Quote all entries exactly, leaving pictures aside.

* * * *

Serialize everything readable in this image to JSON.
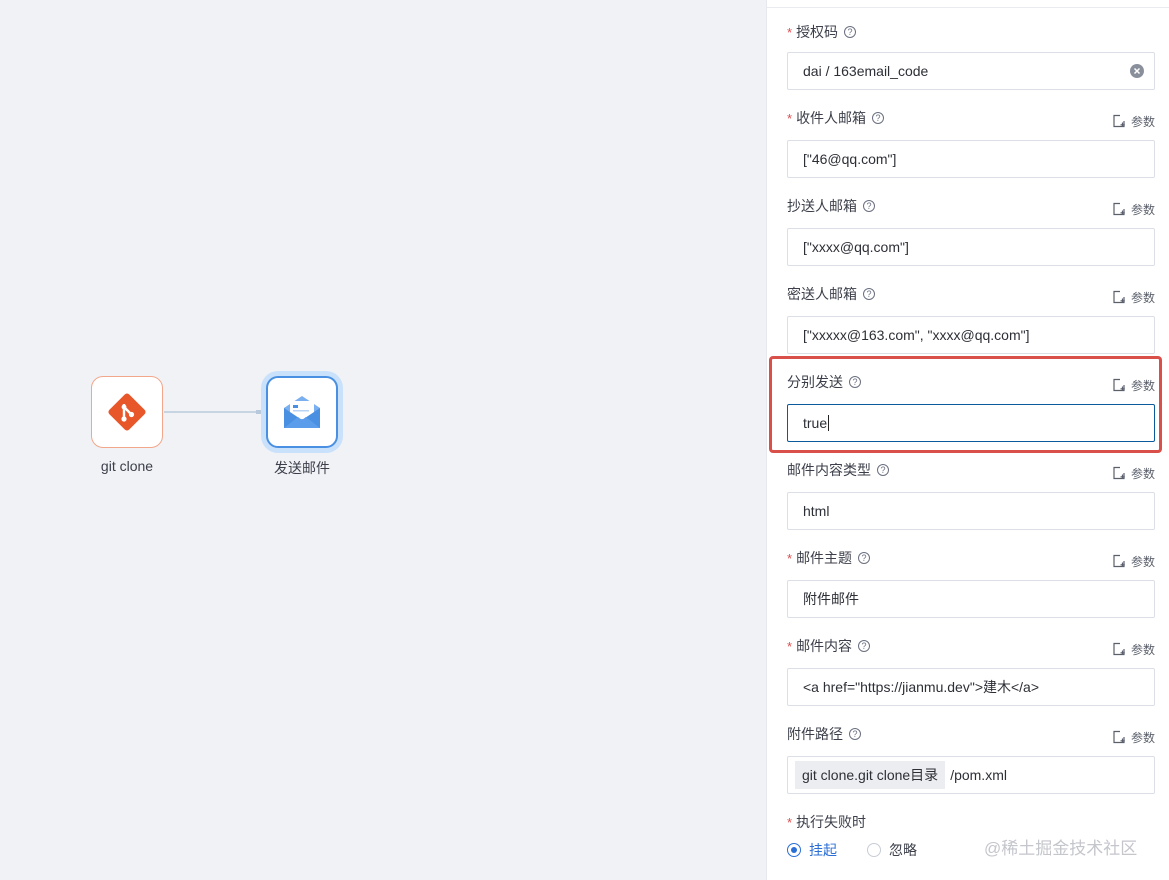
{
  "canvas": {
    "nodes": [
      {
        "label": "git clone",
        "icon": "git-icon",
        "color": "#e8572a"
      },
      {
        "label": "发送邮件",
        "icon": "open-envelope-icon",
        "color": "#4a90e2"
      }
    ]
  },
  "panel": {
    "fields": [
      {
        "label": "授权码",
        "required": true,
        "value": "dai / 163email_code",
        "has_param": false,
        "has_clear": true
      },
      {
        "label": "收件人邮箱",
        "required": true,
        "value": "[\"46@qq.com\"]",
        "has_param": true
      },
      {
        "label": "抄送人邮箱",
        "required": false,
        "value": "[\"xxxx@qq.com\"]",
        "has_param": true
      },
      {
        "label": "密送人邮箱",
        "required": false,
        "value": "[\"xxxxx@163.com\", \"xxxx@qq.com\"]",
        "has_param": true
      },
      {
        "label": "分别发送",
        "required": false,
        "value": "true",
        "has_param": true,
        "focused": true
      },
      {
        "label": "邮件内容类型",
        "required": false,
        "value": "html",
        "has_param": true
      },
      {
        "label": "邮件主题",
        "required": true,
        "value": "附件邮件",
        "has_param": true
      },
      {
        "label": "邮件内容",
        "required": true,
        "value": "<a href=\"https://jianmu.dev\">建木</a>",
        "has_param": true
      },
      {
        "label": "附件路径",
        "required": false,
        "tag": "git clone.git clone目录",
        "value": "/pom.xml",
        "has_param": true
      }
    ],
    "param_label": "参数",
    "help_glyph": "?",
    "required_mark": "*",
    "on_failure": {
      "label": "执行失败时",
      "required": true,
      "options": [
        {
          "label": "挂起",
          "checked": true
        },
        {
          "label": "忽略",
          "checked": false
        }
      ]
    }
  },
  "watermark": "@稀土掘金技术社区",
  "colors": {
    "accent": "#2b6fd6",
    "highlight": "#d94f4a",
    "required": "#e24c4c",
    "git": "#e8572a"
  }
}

* * * *

OUTPUT OF THE TASK:
Serialize everything readable in this image to JSON.
{
  "canvas": {
    "nodes": [
      {
        "label": "git clone",
        "icon": "git-icon",
        "color": "#e8572a"
      },
      {
        "label": "发送邮件",
        "icon": "open-envelope-icon",
        "color": "#4a90e2"
      }
    ]
  },
  "panel": {
    "fields": [
      {
        "label": "授权码",
        "required": true,
        "value": "dai / 163email_code",
        "has_param": false,
        "has_clear": true
      },
      {
        "label": "收件人邮箱",
        "required": true,
        "value": "[\"46@qq.com\"]",
        "has_param": true
      },
      {
        "label": "抄送人邮箱",
        "required": false,
        "value": "[\"xxxx@qq.com\"]",
        "has_param": true
      },
      {
        "label": "密送人邮箱",
        "required": false,
        "value": "[\"xxxxx@163.com\", \"xxxx@qq.com\"]",
        "has_param": true
      },
      {
        "label": "分别发送",
        "required": false,
        "value": "true",
        "has_param": true,
        "focused": true
      },
      {
        "label": "邮件内容类型",
        "required": false,
        "value": "html",
        "has_param": true
      },
      {
        "label": "邮件主题",
        "required": true,
        "value": "附件邮件",
        "has_param": true
      },
      {
        "label": "邮件内容",
        "required": true,
        "value": "<a href=\"https://jianmu.dev\">建木</a>",
        "has_param": true
      },
      {
        "label": "附件路径",
        "required": false,
        "tag": "git clone.git clone目录",
        "value": "/pom.xml",
        "has_param": true
      }
    ],
    "param_label": "参数",
    "help_glyph": "?",
    "required_mark": "*",
    "on_failure": {
      "label": "执行失败时",
      "required": true,
      "options": [
        {
          "label": "挂起",
          "checked": true
        },
        {
          "label": "忽略",
          "checked": false
        }
      ]
    }
  },
  "watermark": "@稀土掘金技术社区",
  "colors": {
    "accent": "#2b6fd6",
    "highlight": "#d94f4a",
    "required": "#e24c4c",
    "git": "#e8572a"
  }
}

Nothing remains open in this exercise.